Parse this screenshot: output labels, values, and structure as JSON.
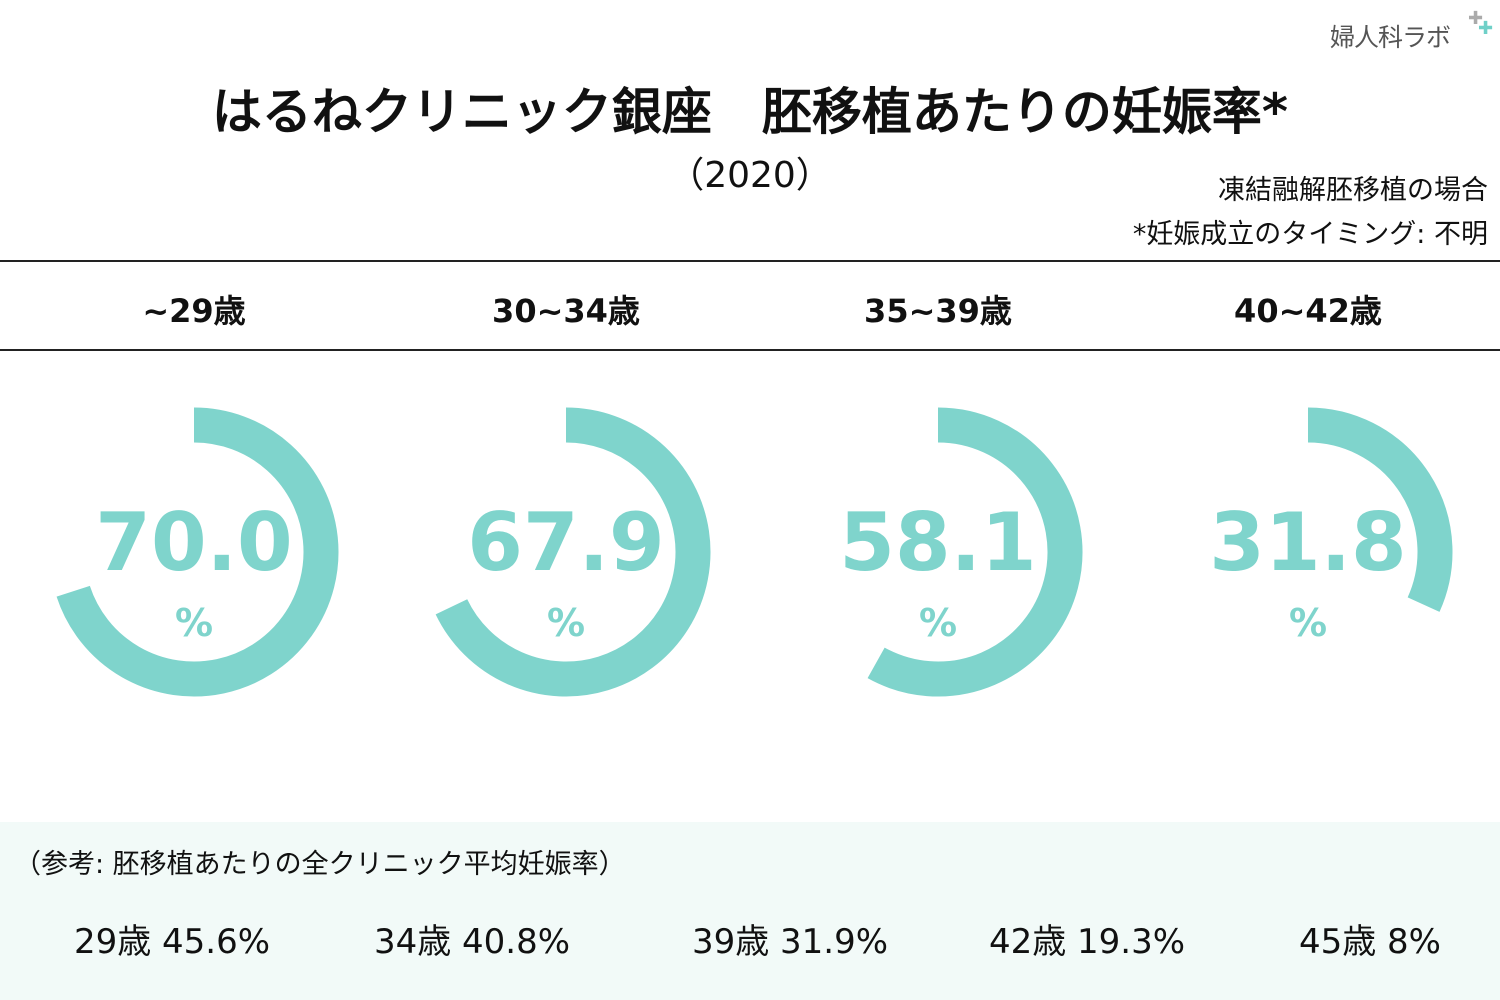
{
  "logo": "婦人科ラボ",
  "title": "はるねクリニック銀座　胚移植あたりの妊娠率*",
  "year": "（2020）",
  "notes": [
    "凍結融解胚移植の場合",
    "*妊娠成立のタイミング: 不明"
  ],
  "color": "#7fd4cc",
  "chart_data": {
    "type": "gauge",
    "unit": "%",
    "categories": [
      "~29歳",
      "30~34歳",
      "35~39歳",
      "40~42歳"
    ],
    "values": [
      70.0,
      67.9,
      58.1,
      31.8
    ],
    "labels": [
      "70.0",
      "67.9",
      "58.1",
      "31.8"
    ],
    "max": 100
  },
  "reference": {
    "title": "（参考: 胚移植あたりの全クリニック平均妊娠率）",
    "items": [
      "29歳 45.6%",
      "34歳 40.8%",
      "39歳 31.9%",
      "42歳 19.3%",
      "45歳 8%"
    ]
  }
}
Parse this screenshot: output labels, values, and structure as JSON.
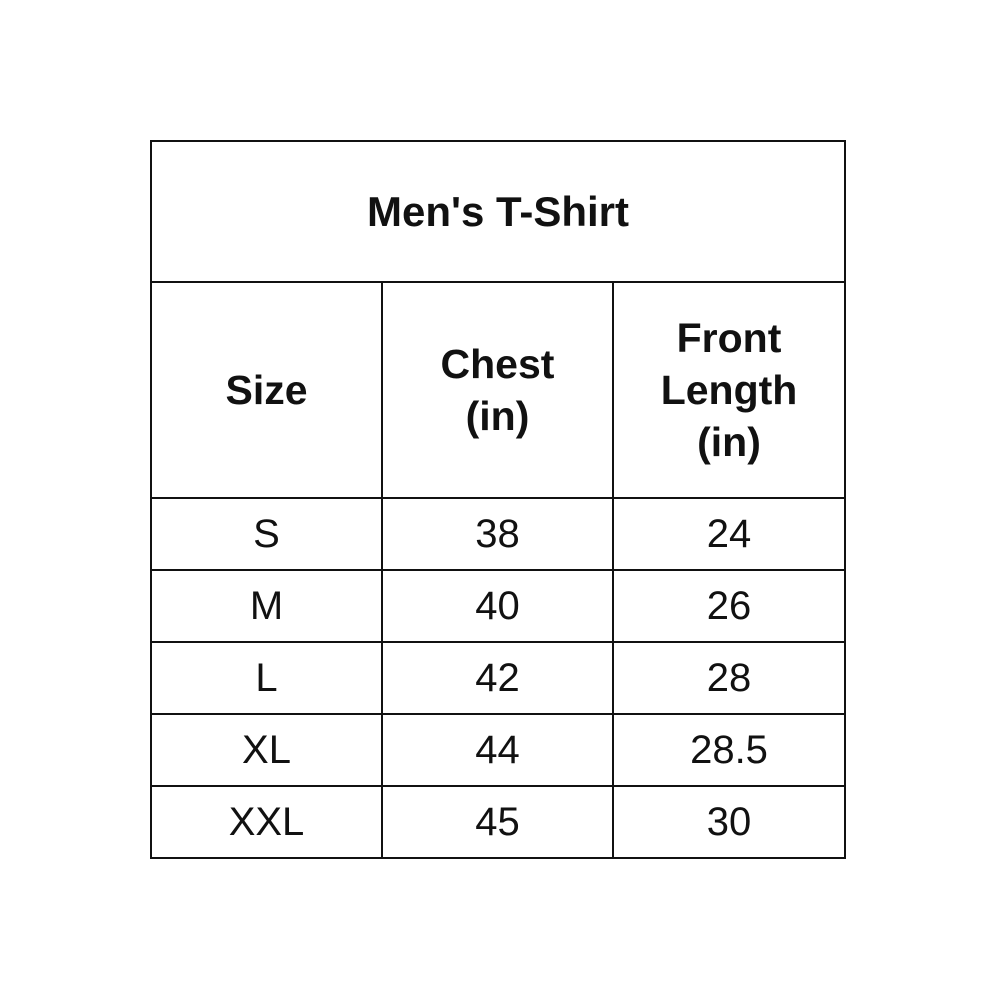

WHAT YOU HAVE TO DO:
Using the material above, retype each entry exactly and omit the pictures.

TASK RESULT:
Parse this screenshot: output labels, values, and structure as JSON.
{
  "logo": "婦人科ラボ",
  "title": "はるねクリニック銀座　胚移植あたりの妊娠率*",
  "year": "（2020）",
  "notes": [
    "凍結融解胚移植の場合",
    "*妊娠成立のタイミング: 不明"
  ],
  "color": "#7fd4cc",
  "chart_data": {
    "type": "gauge",
    "unit": "%",
    "categories": [
      "~29歳",
      "30~34歳",
      "35~39歳",
      "40~42歳"
    ],
    "values": [
      70.0,
      67.9,
      58.1,
      31.8
    ],
    "labels": [
      "70.0",
      "67.9",
      "58.1",
      "31.8"
    ],
    "max": 100
  },
  "reference": {
    "title": "（参考: 胚移植あたりの全クリニック平均妊娠率）",
    "items": [
      "29歳 45.6%",
      "34歳 40.8%",
      "39歳 31.9%",
      "42歳 19.3%",
      "45歳 8%"
    ]
  }
}
Parse this screenshot: output labels, values, and structure as JSON.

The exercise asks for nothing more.